(Data entries)
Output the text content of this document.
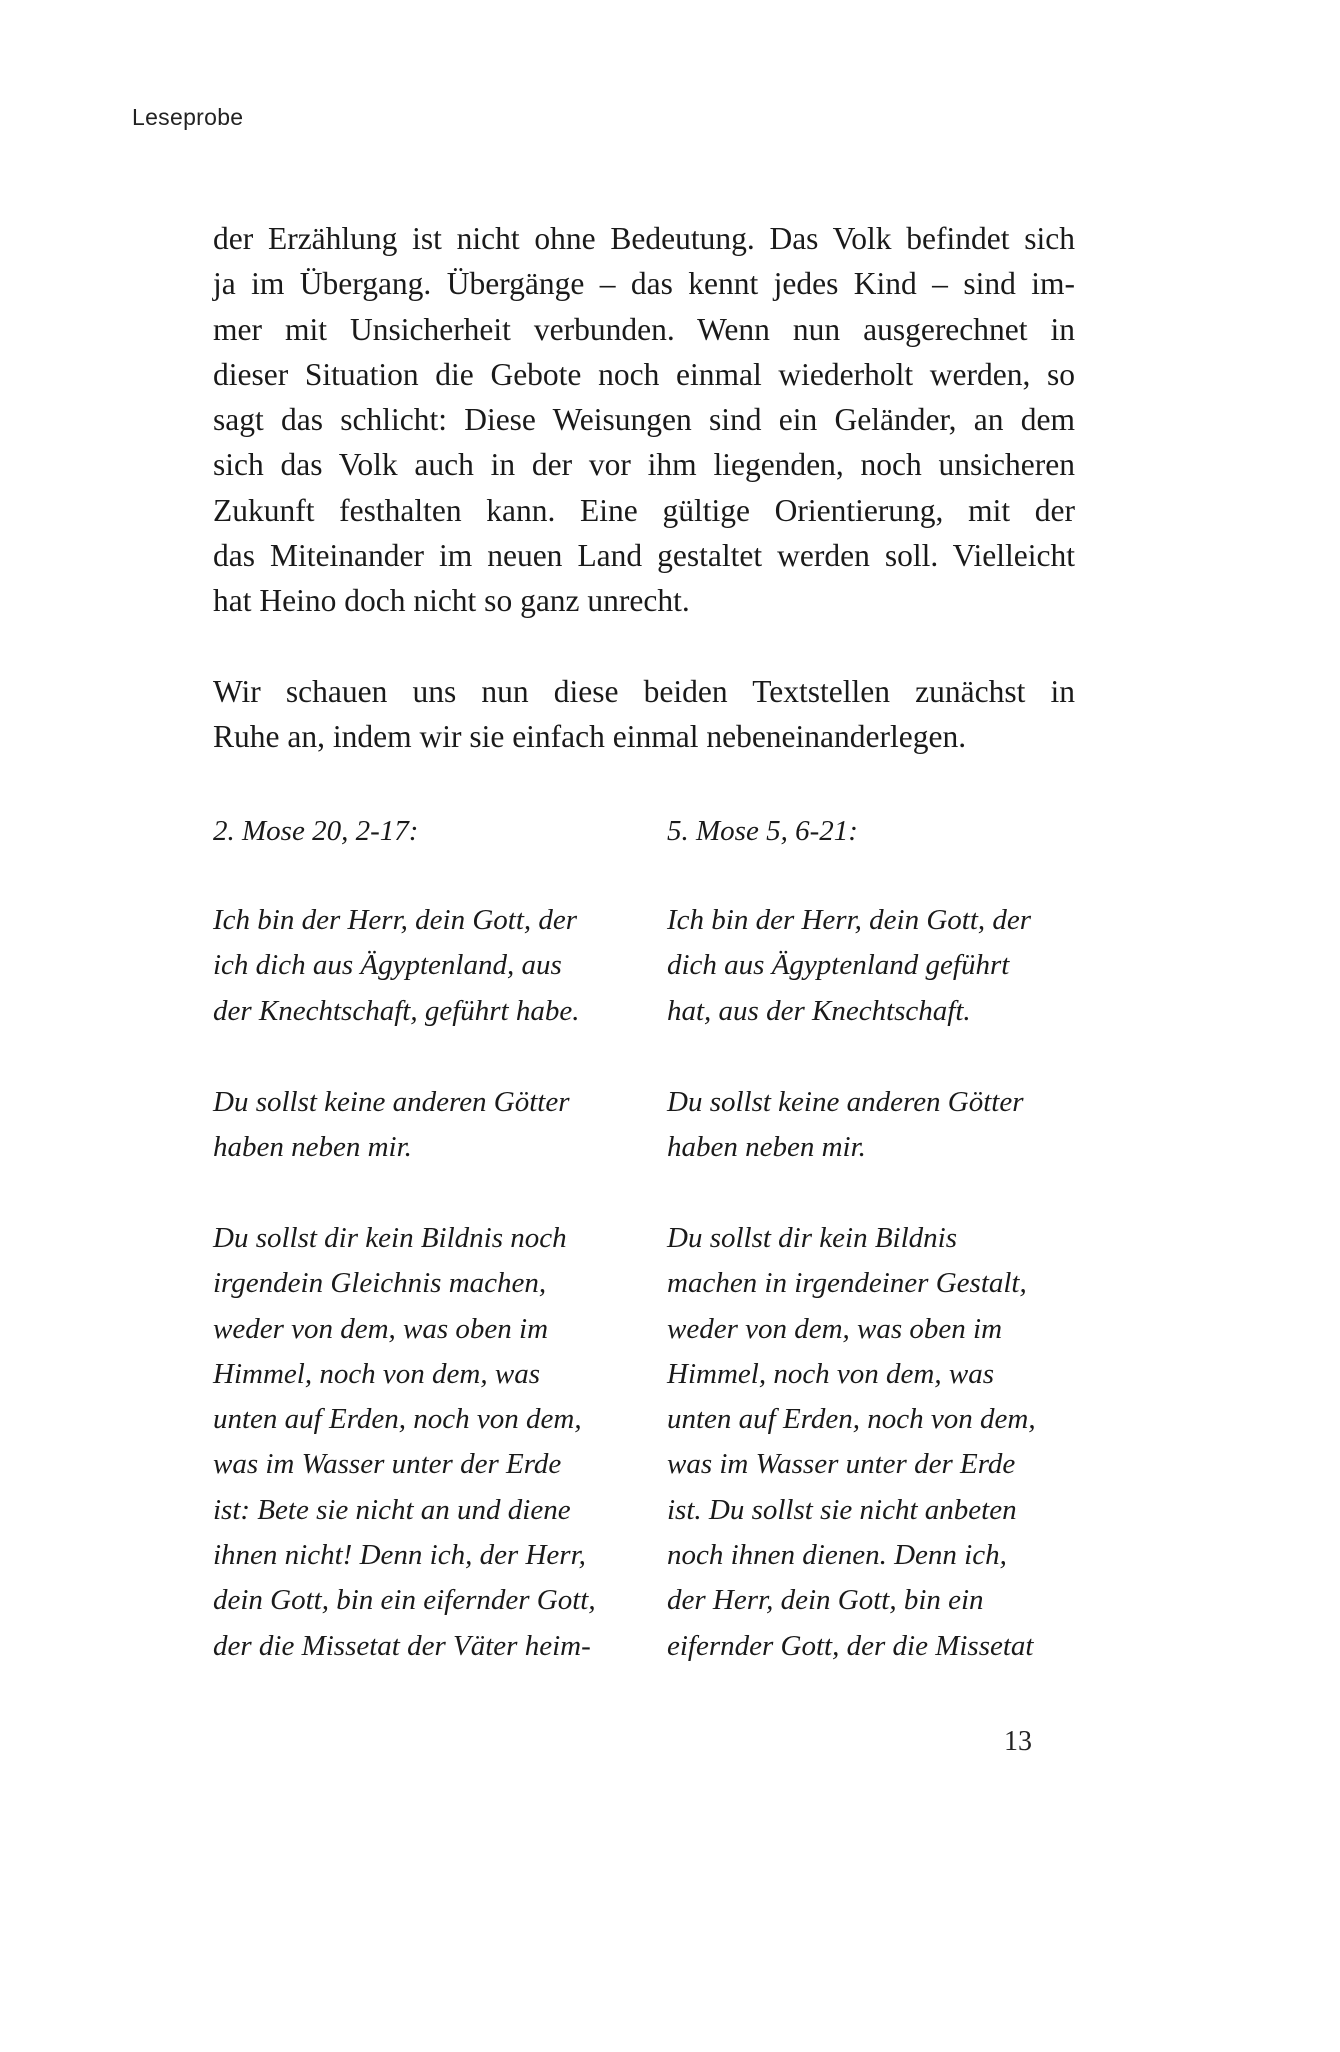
Leseprobe
der Erzählung ist nicht ohne Bedeutung. Das Volk befindet sich
ja im Übergang. Übergänge – das kennt jedes Kind – sind im-
mer mit Unsicherheit verbunden. Wenn nun ausgerechnet in
dieser Situation die Gebote noch einmal wiederholt werden, so
sagt das schlicht: Diese Weisungen sind ein Geländer, an dem
sich das Volk auch in der vor ihm liegenden, noch unsicheren
Zukunft festhalten kann. Eine gültige Orientierung, mit der
das Miteinander im neuen Land gestaltet werden soll. Vielleicht
hat Heino doch nicht so ganz unrecht.
Wir schauen uns nun diese beiden Textstellen zunächst in
Ruhe an, indem wir sie einfach einmal nebeneinanderlegen.
2. Mose 20, 2-17:
Ich bin der Herr, dein Gott, der
ich dich aus Ägyptenland, aus
der Knechtschaft, geführt habe.
Du sollst keine anderen Götter
haben neben mir.
Du sollst dir kein Bildnis noch
irgendein Gleichnis machen,
weder von dem, was oben im
Himmel, noch von dem, was
unten auf Erden, noch von dem,
was im Wasser unter der Erde
ist: Bete sie nicht an und diene
ihnen nicht! Denn ich, der Herr,
dein Gott, bin ein eifernder Gott,
der die Missetat der Väter heim-
5. Mose 5, 6-21:
Ich bin der Herr, dein Gott, der
dich aus Ägyptenland geführt
hat, aus der Knechtschaft.
Du sollst keine anderen Götter
haben neben mir.
Du sollst dir kein Bildnis
machen in irgendeiner Gestalt,
weder von dem, was oben im
Himmel, noch von dem, was
unten auf Erden, noch von dem,
was im Wasser unter der Erde
ist. Du sollst sie nicht anbeten
noch ihnen dienen. Denn ich,
der Herr, dein Gott, bin ein
eifernder Gott, der die Missetat
13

REQUIRED WORK:
Omit pictures; set down the rest of the material word for word.

SOLUTION TO THE PROBLEM:
Output the text content of this document.
Leseprobe
der Erzählung ist nicht ohne Bedeutung. Das Volk befindet sich
ja im Übergang. Übergänge – das kennt jedes Kind – sind im-
mer mit Unsicherheit verbunden. Wenn nun ausgerechnet in
dieser Situation die Gebote noch einmal wiederholt werden, so
sagt das schlicht: Diese Weisungen sind ein Geländer, an dem
sich das Volk auch in der vor ihm liegenden, noch unsicheren
Zukunft festhalten kann. Eine gültige Orientierung, mit der
das Miteinander im neuen Land gestaltet werden soll. Vielleicht
hat Heino doch nicht so ganz unrecht.
Wir schauen uns nun diese beiden Textstellen zunächst in
Ruhe an, indem wir sie einfach einmal nebeneinanderlegen.
2. Mose 20, 2-17:
Ich bin der Herr, dein Gott, der
ich dich aus Ägyptenland, aus
der Knechtschaft, geführt habe.
Du sollst keine anderen Götter
haben neben mir.
Du sollst dir kein Bildnis noch
irgendein Gleichnis machen,
weder von dem, was oben im
Himmel, noch von dem, was
unten auf Erden, noch von dem,
was im Wasser unter der Erde
ist: Bete sie nicht an und diene
ihnen nicht! Denn ich, der Herr,
dein Gott, bin ein eifernder Gott,
der die Missetat der Väter heim-
5. Mose 5, 6-21:
Ich bin der Herr, dein Gott, der
dich aus Ägyptenland geführt
hat, aus der Knechtschaft.
Du sollst keine anderen Götter
haben neben mir.
Du sollst dir kein Bildnis
machen in irgendeiner Gestalt,
weder von dem, was oben im
Himmel, noch von dem, was
unten auf Erden, noch von dem,
was im Wasser unter der Erde
ist. Du sollst sie nicht anbeten
noch ihnen dienen. Denn ich,
der Herr, dein Gott, bin ein
eifernder Gott, der die Missetat
13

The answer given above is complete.